** Task to carry out **
Make an exact copy of the data below, leaving out every picture.

-------- Information shown --------

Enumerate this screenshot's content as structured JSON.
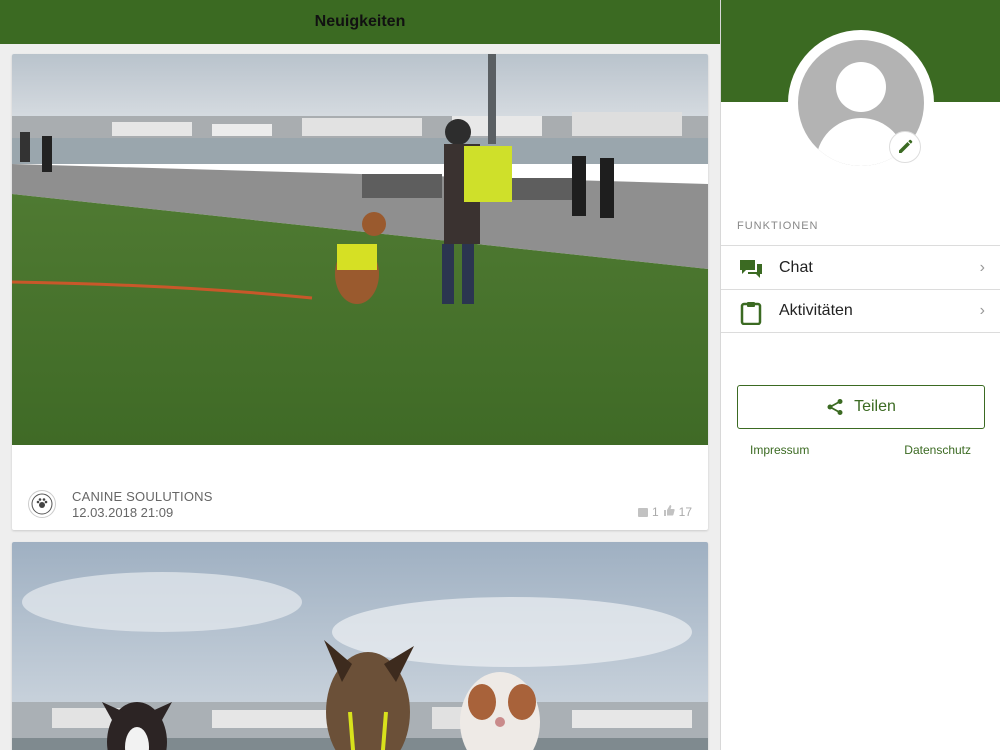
{
  "header": {
    "title": "Neuigkeiten"
  },
  "posts": [
    {
      "author": "CANINE SOULUTIONS",
      "date": "12.03.2018 21:09",
      "comments": "1",
      "likes": "17",
      "image": "photo-dog-training-riverside"
    },
    {
      "image": "photo-three-dogs-riverside"
    }
  ],
  "sidebar": {
    "section_label": "FUNKTIONEN",
    "items": [
      {
        "label": "Chat",
        "icon": "chat-icon"
      },
      {
        "label": "Aktivitäten",
        "icon": "clipboard-icon"
      }
    ],
    "share_label": "Teilen",
    "impressum": "Impressum",
    "datenschutz": "Datenschutz"
  },
  "colors": {
    "brand": "#3b6a22",
    "background": "#eeeeee"
  }
}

--------

** Answer for this exercise **
Enumerate this screenshot's content as structured JSON.
{
  "header": {
    "title": "Neuigkeiten"
  },
  "posts": [
    {
      "author": "CANINE SOULUTIONS",
      "date": "12.03.2018 21:09",
      "comments": "1",
      "likes": "17",
      "image": "photo-dog-training-riverside"
    },
    {
      "image": "photo-three-dogs-riverside"
    }
  ],
  "sidebar": {
    "section_label": "FUNKTIONEN",
    "items": [
      {
        "label": "Chat",
        "icon": "chat-icon"
      },
      {
        "label": "Aktivitäten",
        "icon": "clipboard-icon"
      }
    ],
    "share_label": "Teilen",
    "impressum": "Impressum",
    "datenschutz": "Datenschutz"
  },
  "colors": {
    "brand": "#3b6a22",
    "background": "#eeeeee"
  }
}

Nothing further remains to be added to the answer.